* Start GIVEN INFORMATION *

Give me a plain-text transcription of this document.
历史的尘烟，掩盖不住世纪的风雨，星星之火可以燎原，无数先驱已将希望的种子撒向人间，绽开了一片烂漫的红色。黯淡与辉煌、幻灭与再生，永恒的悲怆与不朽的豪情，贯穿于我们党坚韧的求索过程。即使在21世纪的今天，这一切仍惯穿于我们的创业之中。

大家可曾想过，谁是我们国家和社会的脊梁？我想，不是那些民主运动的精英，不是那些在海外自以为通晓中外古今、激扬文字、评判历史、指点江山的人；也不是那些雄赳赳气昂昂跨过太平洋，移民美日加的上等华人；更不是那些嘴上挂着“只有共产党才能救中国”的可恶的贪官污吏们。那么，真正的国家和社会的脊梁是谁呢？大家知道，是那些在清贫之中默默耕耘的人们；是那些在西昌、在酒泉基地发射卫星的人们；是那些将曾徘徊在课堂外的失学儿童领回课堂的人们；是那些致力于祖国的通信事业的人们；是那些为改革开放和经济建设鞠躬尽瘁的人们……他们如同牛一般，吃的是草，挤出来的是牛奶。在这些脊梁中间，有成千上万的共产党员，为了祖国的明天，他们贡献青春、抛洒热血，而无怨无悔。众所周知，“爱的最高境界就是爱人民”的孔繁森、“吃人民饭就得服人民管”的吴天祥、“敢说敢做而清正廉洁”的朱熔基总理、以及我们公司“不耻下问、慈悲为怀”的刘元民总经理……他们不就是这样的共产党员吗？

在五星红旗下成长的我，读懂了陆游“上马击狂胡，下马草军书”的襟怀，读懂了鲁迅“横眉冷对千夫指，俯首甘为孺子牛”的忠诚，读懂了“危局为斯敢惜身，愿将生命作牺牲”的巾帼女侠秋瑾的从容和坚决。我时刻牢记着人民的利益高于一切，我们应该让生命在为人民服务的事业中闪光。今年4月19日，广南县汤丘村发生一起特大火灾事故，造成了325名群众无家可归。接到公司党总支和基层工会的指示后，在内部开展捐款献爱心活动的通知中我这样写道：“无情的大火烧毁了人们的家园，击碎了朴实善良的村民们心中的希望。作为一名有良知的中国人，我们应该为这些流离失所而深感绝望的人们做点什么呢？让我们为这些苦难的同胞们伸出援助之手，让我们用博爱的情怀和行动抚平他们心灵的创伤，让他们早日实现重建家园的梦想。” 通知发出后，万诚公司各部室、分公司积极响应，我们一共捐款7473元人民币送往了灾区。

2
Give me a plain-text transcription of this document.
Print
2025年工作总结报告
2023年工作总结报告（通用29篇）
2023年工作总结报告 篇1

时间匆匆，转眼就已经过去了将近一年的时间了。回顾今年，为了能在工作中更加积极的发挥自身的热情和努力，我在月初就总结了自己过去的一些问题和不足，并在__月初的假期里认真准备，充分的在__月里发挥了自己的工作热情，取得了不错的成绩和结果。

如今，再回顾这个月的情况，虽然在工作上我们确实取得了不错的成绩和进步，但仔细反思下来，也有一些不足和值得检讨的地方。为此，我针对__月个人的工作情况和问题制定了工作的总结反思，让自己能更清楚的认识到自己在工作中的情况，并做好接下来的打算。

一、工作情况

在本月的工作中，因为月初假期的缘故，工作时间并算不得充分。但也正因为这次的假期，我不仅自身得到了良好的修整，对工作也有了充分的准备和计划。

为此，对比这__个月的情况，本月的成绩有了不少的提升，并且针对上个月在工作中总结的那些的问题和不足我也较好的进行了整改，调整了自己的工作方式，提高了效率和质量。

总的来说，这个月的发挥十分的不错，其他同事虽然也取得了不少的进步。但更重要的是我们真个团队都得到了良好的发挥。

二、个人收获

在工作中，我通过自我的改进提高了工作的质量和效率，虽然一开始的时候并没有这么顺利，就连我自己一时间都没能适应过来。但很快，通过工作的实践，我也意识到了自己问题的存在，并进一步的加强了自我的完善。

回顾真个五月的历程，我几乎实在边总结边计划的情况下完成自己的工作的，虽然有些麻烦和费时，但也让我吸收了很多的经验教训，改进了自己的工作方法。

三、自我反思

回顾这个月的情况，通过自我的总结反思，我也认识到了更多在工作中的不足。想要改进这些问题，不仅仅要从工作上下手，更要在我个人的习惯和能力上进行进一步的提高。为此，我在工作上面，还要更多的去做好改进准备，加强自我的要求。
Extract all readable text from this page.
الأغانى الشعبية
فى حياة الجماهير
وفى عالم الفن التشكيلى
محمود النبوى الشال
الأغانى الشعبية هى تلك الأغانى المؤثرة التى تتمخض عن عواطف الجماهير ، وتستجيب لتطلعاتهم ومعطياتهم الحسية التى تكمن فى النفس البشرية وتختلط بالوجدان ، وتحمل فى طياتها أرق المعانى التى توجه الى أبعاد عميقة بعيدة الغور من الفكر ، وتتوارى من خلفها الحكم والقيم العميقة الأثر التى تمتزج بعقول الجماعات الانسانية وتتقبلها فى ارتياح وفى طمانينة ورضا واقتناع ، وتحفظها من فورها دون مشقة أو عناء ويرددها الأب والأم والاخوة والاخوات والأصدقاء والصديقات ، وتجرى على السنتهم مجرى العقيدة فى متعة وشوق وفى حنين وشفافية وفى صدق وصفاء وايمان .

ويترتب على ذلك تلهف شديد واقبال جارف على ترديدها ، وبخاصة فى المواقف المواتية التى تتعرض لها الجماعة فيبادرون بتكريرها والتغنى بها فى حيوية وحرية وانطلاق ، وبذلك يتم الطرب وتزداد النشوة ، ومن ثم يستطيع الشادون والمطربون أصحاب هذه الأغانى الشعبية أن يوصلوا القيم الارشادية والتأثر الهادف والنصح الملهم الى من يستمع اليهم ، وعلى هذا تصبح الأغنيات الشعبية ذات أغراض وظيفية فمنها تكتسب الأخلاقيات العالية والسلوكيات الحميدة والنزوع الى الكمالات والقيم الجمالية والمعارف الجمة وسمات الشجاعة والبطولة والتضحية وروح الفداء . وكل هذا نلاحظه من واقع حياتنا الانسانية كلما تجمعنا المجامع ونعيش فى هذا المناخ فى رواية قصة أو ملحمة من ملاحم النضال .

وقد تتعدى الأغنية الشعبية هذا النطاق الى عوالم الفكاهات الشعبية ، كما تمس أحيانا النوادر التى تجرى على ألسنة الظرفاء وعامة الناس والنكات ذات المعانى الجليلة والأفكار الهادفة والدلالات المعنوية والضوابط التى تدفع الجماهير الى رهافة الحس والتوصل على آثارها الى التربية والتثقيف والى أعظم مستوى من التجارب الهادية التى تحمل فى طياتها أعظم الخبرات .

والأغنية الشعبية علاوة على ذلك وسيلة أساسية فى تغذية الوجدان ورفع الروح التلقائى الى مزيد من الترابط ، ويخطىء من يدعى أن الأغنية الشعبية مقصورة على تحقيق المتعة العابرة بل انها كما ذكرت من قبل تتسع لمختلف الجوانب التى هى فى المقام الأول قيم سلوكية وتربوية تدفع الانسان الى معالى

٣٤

* End GIVEN INFORMATION *

WHAT IS REQUIRED | Copy out every line of the data above, exactly as given.

ANSWER BELOW |
Give me a plain-text transcription of this document.
历史的尘烟，掩盖不住世纪的风雨，星星之火可以燎原，无数先驱已将希望的种子撒向人间，绽开了一片烂漫的红色。黯淡与辉煌、幻灭与再生，永恒的悲怆与不朽的豪情，贯穿于我们党坚韧的求索过程。即使在21世纪的今天，这一切仍惯穿于我们的创业之中。

大家可曾想过，谁是我们国家和社会的脊梁？我想，不是那些民主运动的精英，不是那些在海外自以为通晓中外古今、激扬文字、评判历史、指点江山的人；也不是那些雄赳赳气昂昂跨过太平洋，移民美日加的上等华人；更不是那些嘴上挂着“只有共产党才能救中国”的可恶的贪官污吏们。那么，真正的国家和社会的脊梁是谁呢？大家知道，是那些在清贫之中默默耕耘的人们；是那些在西昌、在酒泉基地发射卫星的人们；是那些将曾徘徊在课堂外的失学儿童领回课堂的人们；是那些致力于祖国的通信事业的人们；是那些为改革开放和经济建设鞠躬尽瘁的人们……他们如同牛一般，吃的是草，挤出来的是牛奶。在这些脊梁中间，有成千上万的共产党员，为了祖国的明天，他们贡献青春、抛洒热血，而无怨无悔。众所周知，“爱的最高境界就是爱人民”的孔繁森、“吃人民饭就得服人民管”的吴天祥、“敢说敢做而清正廉洁”的朱熔基总理、以及我们公司“不耻下问、慈悲为怀”的刘元民总经理……他们不就是这样的共产党员吗？

在五星红旗下成长的我，读懂了陆游“上马击狂胡，下马草军书”的襟怀，读懂了鲁迅“横眉冷对千夫指，俯首甘为孺子牛”的忠诚，读懂了“危局为斯敢惜身，愿将生命作牺牲”的巾帼女侠秋瑾的从容和坚决。我时刻牢记着人民的利益高于一切，我们应该让生命在为人民服务的事业中闪光。今年4月19日，广南县汤丘村发生一起特大火灾事故，造成了325名群众无家可归。接到公司党总支和基层工会的指示后，在内部开展捐款献爱心活动的通知中我这样写道：“无情的大火烧毁了人们的家园，击碎了朴实善良的村民们心中的希望。作为一名有良知的中国人，我们应该为这些流离失所而深感绝望的人们做点什么呢？让我们为这些苦难的同胞们伸出援助之手，让我们用博爱的情怀和行动抚平他们心灵的创伤，让他们早日实现重建家园的梦想。” 通知发出后，万诚公司各部室、分公司积极响应，我们一共捐款7473元人民币送往了灾区。

2
Give me a plain-text transcription of this document.
Print
2025年工作总结报告
2023年工作总结报告（通用29篇）
2023年工作总结报告 篇1

时间匆匆，转眼就已经过去了将近一年的时间了。回顾今年，为了能在工作中更加积极的发挥自身的热情和努力，我在月初就总结了自己过去的一些问题和不足，并在__月初的假期里认真准备，充分的在__月里发挥了自己的工作热情，取得了不错的成绩和结果。

如今，再回顾这个月的情况，虽然在工作上我们确实取得了不错的成绩和进步，但仔细反思下来，也有一些不足和值得检讨的地方。为此，我针对__月个人的工作情况和问题制定了工作的总结反思，让自己能更清楚的认识到自己在工作中的情况，并做好接下来的打算。

一、工作情况

在本月的工作中，因为月初假期的缘故，工作时间并算不得充分。但也正因为这次的假期，我不仅自身得到了良好的修整，对工作也有了充分的准备和计划。

为此，对比这__个月的情况，本月的成绩有了不少的提升，并且针对上个月在工作中总结的那些的问题和不足我也较好的进行了整改，调整了自己的工作方式，提高了效率和质量。

总的来说，这个月的发挥十分的不错，其他同事虽然也取得了不少的进步。但更重要的是我们真个团队都得到了良好的发挥。

二、个人收获

在工作中，我通过自我的改进提高了工作的质量和效率，虽然一开始的时候并没有这么顺利，就连我自己一时间都没能适应过来。但很快，通过工作的实践，我也意识到了自己问题的存在，并进一步的加强了自我的完善。

回顾真个五月的历程，我几乎实在边总结边计划的情况下完成自己的工作的，虽然有些麻烦和费时，但也让我吸收了很多的经验教训，改进了自己的工作方法。

三、自我反思

回顾这个月的情况，通过自我的总结反思，我也认识到了更多在工作中的不足。想要改进这些问题，不仅仅要从工作上下手，更要在我个人的习惯和能力上进行进一步的提高。为此，我在工作上面，还要更多的去做好改进准备，加强自我的要求。
Extract all readable text from this page.
الأغانى الشعبية
فى حياة الجماهير
وفى عالم الفن التشكيلى
محمود النبوى الشال
الأغانى الشعبية هى تلك الأغانى المؤثرة التى تتمخض عن عواطف الجماهير ، وتستجيب لتطلعاتهم ومعطياتهم الحسية التى تكمن فى النفس البشرية وتختلط بالوجدان ، وتحمل فى طياتها أرق المعانى التى توجه الى أبعاد عميقة بعيدة الغور من الفكر ، وتتوارى من خلفها الحكم والقيم العميقة الأثر التى تمتزج بعقول الجماعات الانسانية وتتقبلها فى ارتياح وفى طمانينة ورضا واقتناع ، وتحفظها من فورها دون مشقة أو عناء ويرددها الأب والأم والاخوة والاخوات والأصدقاء والصديقات ، وتجرى على السنتهم مجرى العقيدة فى متعة وشوق وفى حنين وشفافية وفى صدق وصفاء وايمان .

ويترتب على ذلك تلهف شديد واقبال جارف على ترديدها ، وبخاصة فى المواقف المواتية التى تتعرض لها الجماعة فيبادرون بتكريرها والتغنى بها فى حيوية وحرية وانطلاق ، وبذلك يتم الطرب وتزداد النشوة ، ومن ثم يستطيع الشادون والمطربون أصحاب هذه الأغانى الشعبية أن يوصلوا القيم الارشادية والتأثر الهادف والنصح الملهم الى من يستمع اليهم ، وعلى هذا تصبح الأغنيات الشعبية ذات أغراض وظيفية فمنها تكتسب الأخلاقيات العالية والسلوكيات الحميدة والنزوع الى الكمالات والقيم الجمالية والمعارف الجمة وسمات الشجاعة والبطولة والتضحية وروح الفداء . وكل هذا نلاحظه من واقع حياتنا الانسانية كلما تجمعنا المجامع ونعيش فى هذا المناخ فى رواية قصة أو ملحمة من ملاحم النضال .

وقد تتعدى الأغنية الشعبية هذا النطاق الى عوالم الفكاهات الشعبية ، كما تمس أحيانا النوادر التى تجرى على ألسنة الظرفاء وعامة الناس والنكات ذات المعانى الجليلة والأفكار الهادفة والدلالات المعنوية والضوابط التى تدفع الجماهير الى رهافة الحس والتوصل على آثارها الى التربية والتثقيف والى أعظم مستوى من التجارب الهادية التى تحمل فى طياتها أعظم الخبرات .

والأغنية الشعبية علاوة على ذلك وسيلة أساسية فى تغذية الوجدان ورفع الروح التلقائى الى مزيد من الترابط ، ويخطىء من يدعى أن الأغنية الشعبية مقصورة على تحقيق المتعة العابرة بل انها كما ذكرت من قبل تتسع لمختلف الجوانب التى هى فى المقام الأول قيم سلوكية وتربوية تدفع الانسان الى معالى

٣٤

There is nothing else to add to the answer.